Autonomous AI agents coordinating, sharing code, and taking action without human oversight may sound like science fiction, but the Moltbook and Clawdbot experiments show it’s already happening.
While much of the public conversation has focused on the novelty of “AI agents in the wild,” security leaders from Salt Security warn the real issue is far more mundane, yet potentially more dangerous.
According to Salt Security, these experiments expose a growing visibility and governance gap at the API layer, where autonomous agents operate using legitimate credentials and trusted access.
“What people interpreted as ‘emergent AI behaviour’ was really just API-driven automation operating at scale,” saysEric Schwake, director of cybersecurity Strategy at Salt Security.
“From a security perspective, autonomy isn’t intelligence, it’s more about speed. And speed amplifies risk when the underlying APIs aren’t visible or governed properly.”
Why should organisation pay attention
The Moltbook and Clawdbot experiments act as a preview of what will soon be commonplace inside enterprises, as agentic AI is embedded into SaaS platforms, DevOps pipelines, customer service systems and internal tooling.Salt Security highlights three key risks:
- Invisible attack surfaces – AI agents communicate entirely via machine-to-machine API calls, often bypassing traditional security tools. Many organisations don’t know which APIs their agents are accessing or what data they can reach.

■ Work instruction ■
Copy word for word the part of the AI agents article starting at "According to Salt" and ending at "and trusted access.".

■ Record set ■
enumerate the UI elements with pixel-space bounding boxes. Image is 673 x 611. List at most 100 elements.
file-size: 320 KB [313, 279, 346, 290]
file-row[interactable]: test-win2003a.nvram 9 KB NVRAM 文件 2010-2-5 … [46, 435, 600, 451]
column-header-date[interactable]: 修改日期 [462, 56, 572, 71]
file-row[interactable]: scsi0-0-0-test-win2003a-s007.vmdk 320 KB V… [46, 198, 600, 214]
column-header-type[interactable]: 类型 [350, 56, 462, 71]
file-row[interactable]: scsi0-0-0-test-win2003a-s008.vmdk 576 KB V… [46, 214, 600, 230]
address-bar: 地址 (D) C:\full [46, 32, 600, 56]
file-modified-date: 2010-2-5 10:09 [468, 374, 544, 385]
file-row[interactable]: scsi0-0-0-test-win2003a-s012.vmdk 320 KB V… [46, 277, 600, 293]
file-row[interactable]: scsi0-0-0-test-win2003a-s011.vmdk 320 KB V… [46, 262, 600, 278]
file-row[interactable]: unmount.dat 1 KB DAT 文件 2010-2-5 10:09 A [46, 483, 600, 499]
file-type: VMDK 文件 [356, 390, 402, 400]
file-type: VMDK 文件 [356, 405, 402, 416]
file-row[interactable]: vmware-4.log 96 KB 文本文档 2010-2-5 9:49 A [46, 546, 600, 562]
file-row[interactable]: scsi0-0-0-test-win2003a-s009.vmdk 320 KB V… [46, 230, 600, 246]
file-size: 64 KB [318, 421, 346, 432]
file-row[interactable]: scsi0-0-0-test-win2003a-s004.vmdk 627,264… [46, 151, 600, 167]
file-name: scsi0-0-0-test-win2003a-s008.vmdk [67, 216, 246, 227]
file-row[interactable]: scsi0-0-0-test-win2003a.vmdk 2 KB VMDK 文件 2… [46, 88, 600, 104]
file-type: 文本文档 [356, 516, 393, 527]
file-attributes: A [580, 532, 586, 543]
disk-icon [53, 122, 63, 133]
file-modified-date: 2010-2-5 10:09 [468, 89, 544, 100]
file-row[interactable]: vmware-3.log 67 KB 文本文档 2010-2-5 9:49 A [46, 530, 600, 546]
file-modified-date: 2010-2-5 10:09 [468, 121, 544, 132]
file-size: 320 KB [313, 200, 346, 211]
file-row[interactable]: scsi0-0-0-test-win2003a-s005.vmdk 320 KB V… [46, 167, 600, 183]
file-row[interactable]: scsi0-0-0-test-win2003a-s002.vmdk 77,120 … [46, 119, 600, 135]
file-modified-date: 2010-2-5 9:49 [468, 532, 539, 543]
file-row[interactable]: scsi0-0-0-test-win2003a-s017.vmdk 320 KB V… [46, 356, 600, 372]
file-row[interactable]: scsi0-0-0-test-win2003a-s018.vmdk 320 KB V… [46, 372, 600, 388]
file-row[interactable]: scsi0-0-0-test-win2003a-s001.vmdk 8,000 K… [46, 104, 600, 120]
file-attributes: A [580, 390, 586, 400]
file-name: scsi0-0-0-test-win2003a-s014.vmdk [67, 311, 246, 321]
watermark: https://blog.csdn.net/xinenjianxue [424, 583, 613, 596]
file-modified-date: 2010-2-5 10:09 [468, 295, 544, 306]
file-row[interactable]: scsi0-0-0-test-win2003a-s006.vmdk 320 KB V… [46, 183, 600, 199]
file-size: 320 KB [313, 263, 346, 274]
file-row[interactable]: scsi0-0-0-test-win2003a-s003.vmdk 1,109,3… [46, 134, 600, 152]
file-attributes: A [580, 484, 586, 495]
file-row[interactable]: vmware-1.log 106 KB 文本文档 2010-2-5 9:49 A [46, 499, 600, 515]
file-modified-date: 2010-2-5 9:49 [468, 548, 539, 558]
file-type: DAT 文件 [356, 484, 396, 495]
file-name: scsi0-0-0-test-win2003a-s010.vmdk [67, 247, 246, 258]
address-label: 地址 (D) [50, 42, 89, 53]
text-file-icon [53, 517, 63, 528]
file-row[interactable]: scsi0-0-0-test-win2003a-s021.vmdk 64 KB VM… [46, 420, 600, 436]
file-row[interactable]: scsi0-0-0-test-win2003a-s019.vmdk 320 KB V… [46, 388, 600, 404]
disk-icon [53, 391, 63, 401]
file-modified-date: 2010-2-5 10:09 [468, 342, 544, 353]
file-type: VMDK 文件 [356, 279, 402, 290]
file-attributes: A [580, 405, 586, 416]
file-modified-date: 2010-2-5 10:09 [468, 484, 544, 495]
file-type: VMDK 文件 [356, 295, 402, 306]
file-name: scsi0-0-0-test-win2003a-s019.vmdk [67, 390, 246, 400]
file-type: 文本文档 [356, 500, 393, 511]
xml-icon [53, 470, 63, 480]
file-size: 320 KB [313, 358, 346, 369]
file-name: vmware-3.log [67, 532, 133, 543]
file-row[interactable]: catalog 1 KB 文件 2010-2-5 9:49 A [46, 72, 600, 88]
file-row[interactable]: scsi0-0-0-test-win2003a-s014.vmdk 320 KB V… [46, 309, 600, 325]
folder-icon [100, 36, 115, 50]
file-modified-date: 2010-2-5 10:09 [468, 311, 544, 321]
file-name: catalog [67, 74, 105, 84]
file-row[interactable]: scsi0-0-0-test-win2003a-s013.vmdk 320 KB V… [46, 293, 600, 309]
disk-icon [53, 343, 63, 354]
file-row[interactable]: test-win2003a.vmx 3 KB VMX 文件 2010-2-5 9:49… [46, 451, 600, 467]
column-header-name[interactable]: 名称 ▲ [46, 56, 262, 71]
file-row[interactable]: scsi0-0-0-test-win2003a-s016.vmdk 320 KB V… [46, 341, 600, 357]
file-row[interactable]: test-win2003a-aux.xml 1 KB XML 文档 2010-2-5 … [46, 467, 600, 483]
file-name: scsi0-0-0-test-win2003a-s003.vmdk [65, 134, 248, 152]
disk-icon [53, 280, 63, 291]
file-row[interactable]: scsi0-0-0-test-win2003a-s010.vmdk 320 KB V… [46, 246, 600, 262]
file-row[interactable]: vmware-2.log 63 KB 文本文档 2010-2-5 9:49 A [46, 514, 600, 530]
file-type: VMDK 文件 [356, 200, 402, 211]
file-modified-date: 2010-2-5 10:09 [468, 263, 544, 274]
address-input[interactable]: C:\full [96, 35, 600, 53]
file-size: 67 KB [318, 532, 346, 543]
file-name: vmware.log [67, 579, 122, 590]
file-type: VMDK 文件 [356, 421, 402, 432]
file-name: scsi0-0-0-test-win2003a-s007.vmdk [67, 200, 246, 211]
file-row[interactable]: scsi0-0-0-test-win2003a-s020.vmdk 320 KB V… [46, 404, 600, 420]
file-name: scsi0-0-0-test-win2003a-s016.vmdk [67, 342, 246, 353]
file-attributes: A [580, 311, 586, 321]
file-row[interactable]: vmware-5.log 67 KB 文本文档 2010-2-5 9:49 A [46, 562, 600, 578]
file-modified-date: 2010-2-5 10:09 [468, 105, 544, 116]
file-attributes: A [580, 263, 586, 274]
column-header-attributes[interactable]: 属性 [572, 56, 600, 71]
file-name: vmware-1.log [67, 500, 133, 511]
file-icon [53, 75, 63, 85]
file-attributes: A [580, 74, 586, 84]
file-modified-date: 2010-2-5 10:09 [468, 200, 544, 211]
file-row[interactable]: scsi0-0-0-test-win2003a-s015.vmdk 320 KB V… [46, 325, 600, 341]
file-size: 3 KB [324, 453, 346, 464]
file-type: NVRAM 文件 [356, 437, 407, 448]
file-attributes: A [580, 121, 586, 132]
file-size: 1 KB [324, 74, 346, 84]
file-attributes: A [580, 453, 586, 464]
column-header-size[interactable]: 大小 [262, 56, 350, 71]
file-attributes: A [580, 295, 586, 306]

■ Exercise solution ■
According to Salt Security, these experiments expose a growing visibility and governance gap at the API layer, where autonomous agents operate using legitimate credentials and trusted access.